What the task asks: Return each line of the records holding the string "Ctrl".

Records to process:

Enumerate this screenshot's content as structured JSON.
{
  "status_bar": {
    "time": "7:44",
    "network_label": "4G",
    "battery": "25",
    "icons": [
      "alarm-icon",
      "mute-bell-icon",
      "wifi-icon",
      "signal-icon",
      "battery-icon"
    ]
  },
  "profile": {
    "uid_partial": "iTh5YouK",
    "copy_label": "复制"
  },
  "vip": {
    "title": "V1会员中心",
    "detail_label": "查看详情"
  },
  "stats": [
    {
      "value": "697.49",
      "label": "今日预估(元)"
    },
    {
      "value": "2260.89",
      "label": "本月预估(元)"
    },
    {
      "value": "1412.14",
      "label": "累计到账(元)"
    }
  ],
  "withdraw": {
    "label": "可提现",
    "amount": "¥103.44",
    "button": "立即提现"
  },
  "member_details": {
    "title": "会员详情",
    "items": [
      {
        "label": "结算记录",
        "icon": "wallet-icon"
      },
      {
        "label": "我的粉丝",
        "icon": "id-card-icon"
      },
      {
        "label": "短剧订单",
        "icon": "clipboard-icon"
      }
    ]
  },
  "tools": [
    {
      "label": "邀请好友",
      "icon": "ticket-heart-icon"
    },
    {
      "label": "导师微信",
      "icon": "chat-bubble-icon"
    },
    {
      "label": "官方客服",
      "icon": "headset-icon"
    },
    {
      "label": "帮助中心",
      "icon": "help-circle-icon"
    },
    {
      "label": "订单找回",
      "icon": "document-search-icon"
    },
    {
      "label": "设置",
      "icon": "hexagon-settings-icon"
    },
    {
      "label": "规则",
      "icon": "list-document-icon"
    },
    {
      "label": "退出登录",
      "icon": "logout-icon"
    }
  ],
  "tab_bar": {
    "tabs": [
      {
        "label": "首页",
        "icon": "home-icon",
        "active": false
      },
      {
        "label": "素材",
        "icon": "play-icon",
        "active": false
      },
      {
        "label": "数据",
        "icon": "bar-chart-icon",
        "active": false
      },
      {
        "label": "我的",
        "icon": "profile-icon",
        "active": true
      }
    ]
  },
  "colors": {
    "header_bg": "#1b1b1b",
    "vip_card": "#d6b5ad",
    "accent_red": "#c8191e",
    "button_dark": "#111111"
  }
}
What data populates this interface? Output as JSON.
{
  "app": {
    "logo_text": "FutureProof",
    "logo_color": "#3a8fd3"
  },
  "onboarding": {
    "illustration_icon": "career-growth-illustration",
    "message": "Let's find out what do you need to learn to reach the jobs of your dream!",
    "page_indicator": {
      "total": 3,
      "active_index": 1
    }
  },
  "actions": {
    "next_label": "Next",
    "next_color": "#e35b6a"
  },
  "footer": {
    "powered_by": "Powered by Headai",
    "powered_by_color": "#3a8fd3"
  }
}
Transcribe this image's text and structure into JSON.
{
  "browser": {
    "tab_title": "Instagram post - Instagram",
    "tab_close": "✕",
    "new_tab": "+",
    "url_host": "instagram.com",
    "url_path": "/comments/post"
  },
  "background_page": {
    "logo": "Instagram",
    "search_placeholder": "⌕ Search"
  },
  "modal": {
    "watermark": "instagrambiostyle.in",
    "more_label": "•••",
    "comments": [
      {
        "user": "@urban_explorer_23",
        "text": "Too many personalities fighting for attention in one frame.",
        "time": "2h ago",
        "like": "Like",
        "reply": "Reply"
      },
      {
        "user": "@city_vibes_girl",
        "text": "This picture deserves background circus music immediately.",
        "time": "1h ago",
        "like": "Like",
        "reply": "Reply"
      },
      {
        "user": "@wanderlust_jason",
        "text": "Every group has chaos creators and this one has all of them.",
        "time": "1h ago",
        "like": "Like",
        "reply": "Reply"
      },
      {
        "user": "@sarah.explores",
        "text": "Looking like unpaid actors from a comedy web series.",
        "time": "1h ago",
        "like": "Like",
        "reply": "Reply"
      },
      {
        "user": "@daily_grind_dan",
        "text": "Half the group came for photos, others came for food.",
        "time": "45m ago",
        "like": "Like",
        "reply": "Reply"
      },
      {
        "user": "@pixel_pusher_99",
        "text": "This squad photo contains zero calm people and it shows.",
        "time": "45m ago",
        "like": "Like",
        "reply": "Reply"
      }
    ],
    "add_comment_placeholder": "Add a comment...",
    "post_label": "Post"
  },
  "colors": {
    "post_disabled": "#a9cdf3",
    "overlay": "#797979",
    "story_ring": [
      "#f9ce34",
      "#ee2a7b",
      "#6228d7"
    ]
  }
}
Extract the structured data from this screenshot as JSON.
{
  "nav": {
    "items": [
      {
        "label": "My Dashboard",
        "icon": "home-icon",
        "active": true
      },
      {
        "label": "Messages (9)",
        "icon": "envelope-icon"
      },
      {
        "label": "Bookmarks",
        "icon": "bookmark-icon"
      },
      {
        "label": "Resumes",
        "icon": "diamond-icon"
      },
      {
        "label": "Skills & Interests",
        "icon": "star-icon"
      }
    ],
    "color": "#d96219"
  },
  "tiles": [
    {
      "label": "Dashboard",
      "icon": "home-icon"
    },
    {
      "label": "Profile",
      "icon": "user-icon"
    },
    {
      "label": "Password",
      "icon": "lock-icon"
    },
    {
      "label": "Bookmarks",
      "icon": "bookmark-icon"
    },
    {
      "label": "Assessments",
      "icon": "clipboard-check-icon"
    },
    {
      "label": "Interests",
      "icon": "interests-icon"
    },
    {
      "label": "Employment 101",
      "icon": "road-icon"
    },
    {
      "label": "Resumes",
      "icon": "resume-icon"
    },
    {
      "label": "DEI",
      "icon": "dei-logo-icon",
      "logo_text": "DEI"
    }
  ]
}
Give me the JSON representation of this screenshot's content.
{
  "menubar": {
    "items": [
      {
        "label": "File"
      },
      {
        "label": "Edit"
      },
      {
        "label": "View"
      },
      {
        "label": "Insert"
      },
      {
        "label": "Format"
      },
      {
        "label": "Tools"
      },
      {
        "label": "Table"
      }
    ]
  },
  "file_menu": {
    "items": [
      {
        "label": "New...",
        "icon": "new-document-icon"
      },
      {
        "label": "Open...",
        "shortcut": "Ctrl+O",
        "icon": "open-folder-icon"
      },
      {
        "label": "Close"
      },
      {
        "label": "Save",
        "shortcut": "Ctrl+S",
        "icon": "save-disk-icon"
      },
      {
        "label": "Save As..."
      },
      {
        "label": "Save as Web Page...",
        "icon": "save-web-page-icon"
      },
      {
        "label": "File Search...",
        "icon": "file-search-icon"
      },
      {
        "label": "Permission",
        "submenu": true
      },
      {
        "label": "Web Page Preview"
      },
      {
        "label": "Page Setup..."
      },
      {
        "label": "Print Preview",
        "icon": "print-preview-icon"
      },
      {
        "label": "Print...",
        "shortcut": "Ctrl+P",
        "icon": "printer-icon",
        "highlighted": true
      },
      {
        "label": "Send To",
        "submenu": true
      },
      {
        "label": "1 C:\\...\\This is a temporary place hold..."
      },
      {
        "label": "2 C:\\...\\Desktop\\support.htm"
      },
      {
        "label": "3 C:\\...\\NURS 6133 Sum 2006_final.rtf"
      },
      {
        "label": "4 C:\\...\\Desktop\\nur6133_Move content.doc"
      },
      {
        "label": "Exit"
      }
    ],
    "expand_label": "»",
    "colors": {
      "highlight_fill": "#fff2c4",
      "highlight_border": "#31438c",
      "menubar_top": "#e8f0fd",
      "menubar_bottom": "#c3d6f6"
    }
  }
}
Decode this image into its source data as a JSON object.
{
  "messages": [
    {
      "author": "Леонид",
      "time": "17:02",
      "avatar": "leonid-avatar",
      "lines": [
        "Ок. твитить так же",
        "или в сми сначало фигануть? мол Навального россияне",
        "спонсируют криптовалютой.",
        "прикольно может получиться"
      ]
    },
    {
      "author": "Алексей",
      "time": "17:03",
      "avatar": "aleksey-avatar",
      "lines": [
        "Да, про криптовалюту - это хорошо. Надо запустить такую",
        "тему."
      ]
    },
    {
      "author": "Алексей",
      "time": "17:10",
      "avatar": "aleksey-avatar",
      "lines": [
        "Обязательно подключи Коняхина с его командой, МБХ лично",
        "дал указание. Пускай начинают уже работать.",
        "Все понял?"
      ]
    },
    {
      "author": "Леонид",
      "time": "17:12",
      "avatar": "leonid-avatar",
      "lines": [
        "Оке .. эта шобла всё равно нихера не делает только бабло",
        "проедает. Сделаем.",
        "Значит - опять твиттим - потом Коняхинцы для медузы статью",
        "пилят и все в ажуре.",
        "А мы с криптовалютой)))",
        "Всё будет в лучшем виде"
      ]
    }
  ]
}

Finished exercise:
        "shortcut": "Ctrl+O",
        "shortcut": "Ctrl+S",
        "shortcut": "Ctrl+P",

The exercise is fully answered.